Given exercise: Give the data below again exactly as written, without its pictures.
**** Records for the task ****
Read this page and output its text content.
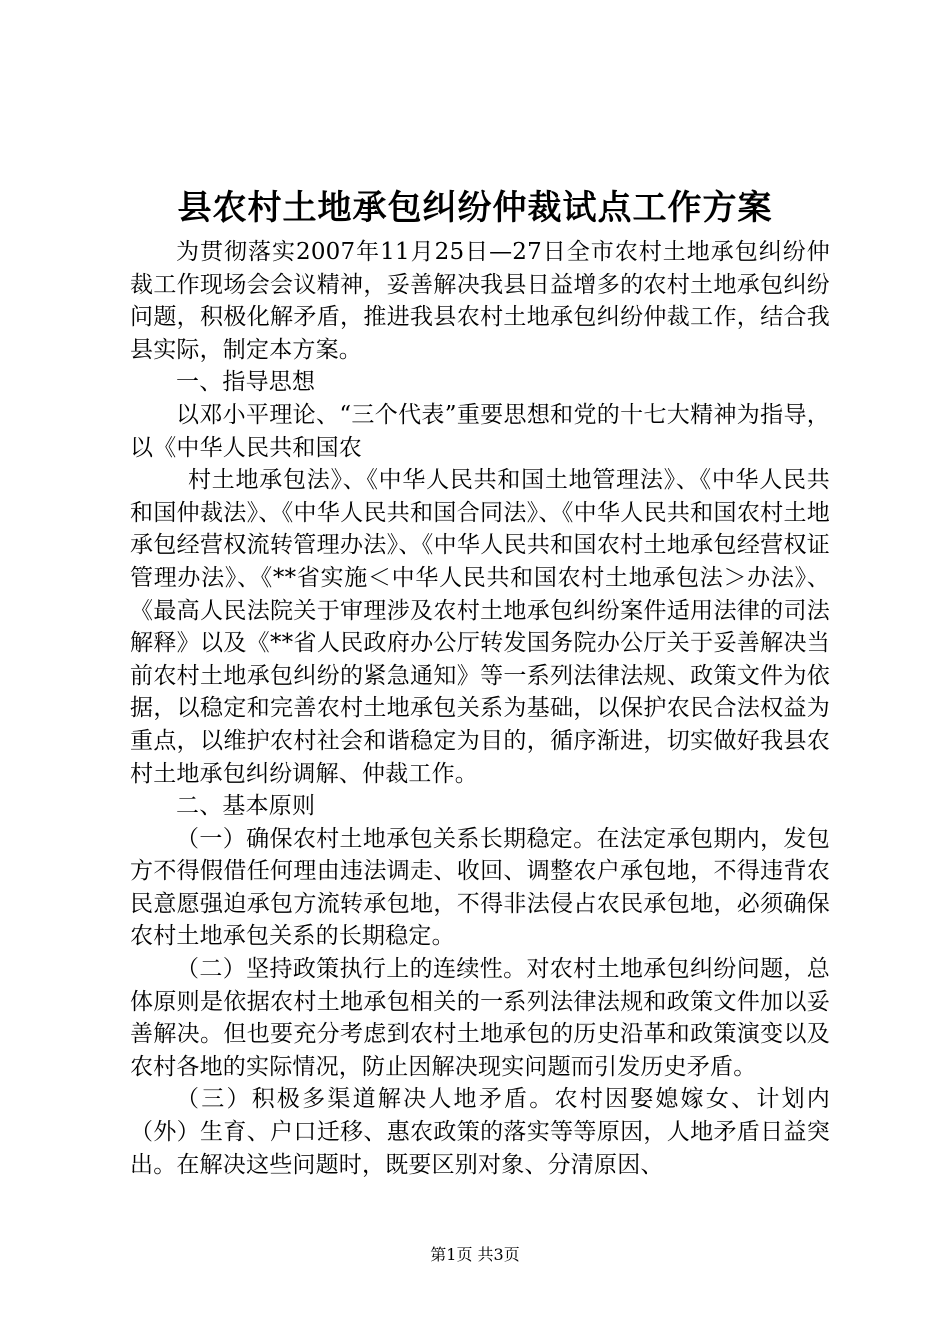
县农村土地承包纠纷仲裁试点工作方案

为贯彻落实2007年11月25日—27日全市农村土地承包纠纷仲裁工作现场会会议精神，妥善解决我县日益增多的农村土地承包纠纷问题，积极化解矛盾，推进我县农村土地承包纠纷仲裁工作，结合我县实际，制定本方案。

一、指导思想

以邓小平理论、“三个代表”重要思想和党的十七大精神为指导，以《中华人民共和国农

村土地承包法》、《中华人民共和国土地管理法》、《中华人民共和国仲裁法》、《中华人民共和国合同法》、《中华人民共和国农村土地承包经营权流转管理办法》、《中华人民共和国农村土地承包经营权证管理办法》、《**省实施＜中华人民共和国农村土地承包法＞办法》、《最高人民法院关于审理涉及农村土地承包纠纷案件适用法律的司法解释》以及《**省人民政府办公厅转发国务院办公厅关于妥善解决当前农村土地承包纠纷的紧急通知》等一系列法律法规、政策文件为依据，以稳定和完善农村土地承包关系为基础，以保护农民合法权益为重点，以维护农村社会和谐稳定为目的，循序渐进，切实做好我县农村土地承包纠纷调解、仲裁工作。

二、基本原则

（一）确保农村土地承包关系长期稳定。在法定承包期内，发包方不得假借任何理由违法调走、收回、调整农户承包地，不得违背农民意愿强迫承包方流转承包地，不得非法侵占农民承包地，必须确保农村土地承包关系的长期稳定。

（二）坚持政策执行上的连续性。对农村土地承包纠纷问题，总体原则是依据农村土地承包相关的一系列法律法规和政策文件加以妥善解决。但也要充分考虑到农村土地承包的历史沿革和政策演变以及农村各地的实际情况，防止因解决现实问题而引发历史矛盾。

（三）积极多渠道解决人地矛盾。农村因娶媳嫁女、计划内（外）生育、户口迁移、惠农政策的落实等等原因，人地矛盾日益突出。在解决这些问题时，既要区别对象、分清原因、

第1页 共3页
****
Solution to the exercise:
Read this page and output its text content.
县农村土地承包纠纷仲裁试点工作方案

为贯彻落实2007年11月25日—27日全市农村土地承包纠纷仲裁工作现场会会议精神，妥善解决我县日益增多的农村土地承包纠纷问题，积极化解矛盾，推进我县农村土地承包纠纷仲裁工作，结合我县实际，制定本方案。

一、指导思想

以邓小平理论、“三个代表”重要思想和党的十七大精神为指导，以《中华人民共和国农

村土地承包法》、《中华人民共和国土地管理法》、《中华人民共和国仲裁法》、《中华人民共和国合同法》、《中华人民共和国农村土地承包经营权流转管理办法》、《中华人民共和国农村土地承包经营权证管理办法》、《**省实施＜中华人民共和国农村土地承包法＞办法》、《最高人民法院关于审理涉及农村土地承包纠纷案件适用法律的司法解释》以及《**省人民政府办公厅转发国务院办公厅关于妥善解决当前农村土地承包纠纷的紧急通知》等一系列法律法规、政策文件为依据，以稳定和完善农村土地承包关系为基础，以保护农民合法权益为重点，以维护农村社会和谐稳定为目的，循序渐进，切实做好我县农村土地承包纠纷调解、仲裁工作。

二、基本原则

（一）确保农村土地承包关系长期稳定。在法定承包期内，发包方不得假借任何理由违法调走、收回、调整农户承包地，不得违背农民意愿强迫承包方流转承包地，不得非法侵占农民承包地，必须确保农村土地承包关系的长期稳定。

（二）坚持政策执行上的连续性。对农村土地承包纠纷问题，总体原则是依据农村土地承包相关的一系列法律法规和政策文件加以妥善解决。但也要充分考虑到农村土地承包的历史沿革和政策演变以及农村各地的实际情况，防止因解决现实问题而引发历史矛盾。

（三）积极多渠道解决人地矛盾。农村因娶媳嫁女、计划内（外）生育、户口迁移、惠农政策的落实等等原因，人地矛盾日益突出。在解决这些问题时，既要区别对象、分清原因、

第1页 共3页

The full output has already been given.